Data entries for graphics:
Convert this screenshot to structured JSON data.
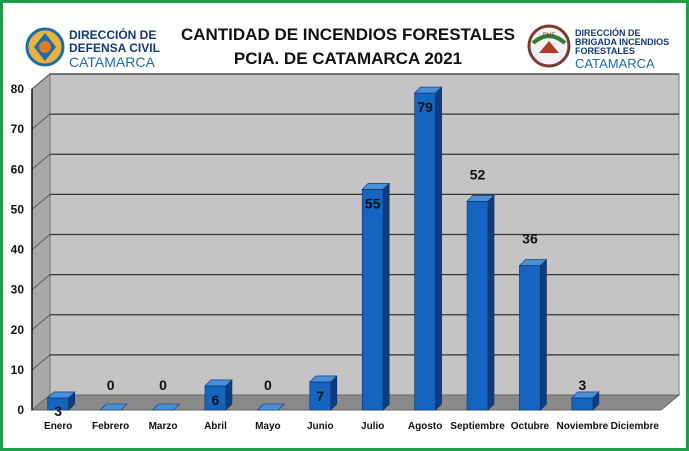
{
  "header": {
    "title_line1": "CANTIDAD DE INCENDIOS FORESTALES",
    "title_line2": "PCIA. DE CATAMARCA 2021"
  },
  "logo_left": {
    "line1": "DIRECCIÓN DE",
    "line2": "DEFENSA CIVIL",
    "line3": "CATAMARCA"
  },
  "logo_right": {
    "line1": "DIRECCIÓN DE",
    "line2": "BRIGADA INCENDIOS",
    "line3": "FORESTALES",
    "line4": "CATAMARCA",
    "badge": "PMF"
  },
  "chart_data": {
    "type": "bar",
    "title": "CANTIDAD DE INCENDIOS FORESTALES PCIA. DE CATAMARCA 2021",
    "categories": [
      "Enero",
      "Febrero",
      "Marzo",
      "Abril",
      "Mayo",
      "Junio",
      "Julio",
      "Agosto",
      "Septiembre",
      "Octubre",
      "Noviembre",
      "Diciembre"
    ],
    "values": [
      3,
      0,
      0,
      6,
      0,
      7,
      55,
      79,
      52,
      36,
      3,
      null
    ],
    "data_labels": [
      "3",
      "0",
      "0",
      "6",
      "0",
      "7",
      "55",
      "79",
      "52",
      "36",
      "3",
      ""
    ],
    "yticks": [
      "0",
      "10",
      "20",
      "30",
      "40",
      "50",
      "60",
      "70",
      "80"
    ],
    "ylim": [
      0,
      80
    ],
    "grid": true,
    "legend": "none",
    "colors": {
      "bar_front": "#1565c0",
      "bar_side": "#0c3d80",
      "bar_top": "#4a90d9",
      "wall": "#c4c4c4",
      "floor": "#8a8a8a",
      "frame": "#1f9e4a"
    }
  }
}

* * *

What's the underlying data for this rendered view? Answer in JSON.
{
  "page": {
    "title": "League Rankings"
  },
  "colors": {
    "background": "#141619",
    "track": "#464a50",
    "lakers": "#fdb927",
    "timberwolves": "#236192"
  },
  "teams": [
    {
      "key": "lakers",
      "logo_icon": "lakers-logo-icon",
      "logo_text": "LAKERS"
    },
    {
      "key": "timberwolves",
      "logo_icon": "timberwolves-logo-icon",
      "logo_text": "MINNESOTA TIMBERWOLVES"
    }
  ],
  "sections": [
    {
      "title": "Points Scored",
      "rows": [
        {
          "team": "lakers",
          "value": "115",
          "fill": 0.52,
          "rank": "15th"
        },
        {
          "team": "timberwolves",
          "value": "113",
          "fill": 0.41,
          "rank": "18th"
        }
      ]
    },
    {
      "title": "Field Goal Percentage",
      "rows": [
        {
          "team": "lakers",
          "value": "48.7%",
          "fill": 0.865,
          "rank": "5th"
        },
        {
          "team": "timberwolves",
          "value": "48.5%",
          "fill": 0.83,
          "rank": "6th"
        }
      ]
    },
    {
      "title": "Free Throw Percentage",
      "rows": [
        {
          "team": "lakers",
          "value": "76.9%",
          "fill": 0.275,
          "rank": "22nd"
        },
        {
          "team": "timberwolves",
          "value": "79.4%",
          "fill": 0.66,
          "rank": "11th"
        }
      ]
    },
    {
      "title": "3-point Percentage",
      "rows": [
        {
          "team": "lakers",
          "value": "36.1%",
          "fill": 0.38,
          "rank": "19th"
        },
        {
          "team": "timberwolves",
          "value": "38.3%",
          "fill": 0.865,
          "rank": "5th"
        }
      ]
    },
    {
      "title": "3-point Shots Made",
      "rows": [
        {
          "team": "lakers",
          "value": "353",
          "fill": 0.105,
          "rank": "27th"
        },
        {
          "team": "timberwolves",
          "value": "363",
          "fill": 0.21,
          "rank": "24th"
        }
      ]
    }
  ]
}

• Written request
Isolate the lines above that contain the word "FORESTALES" and copy them.

• Answer
    "title_line1": "CANTIDAD DE INCENDIOS FORESTALES",
    "line3": "FORESTALES",
    "title": "CANTIDAD DE INCENDIOS FORESTALES PCIA. DE CATAMARCA 2021",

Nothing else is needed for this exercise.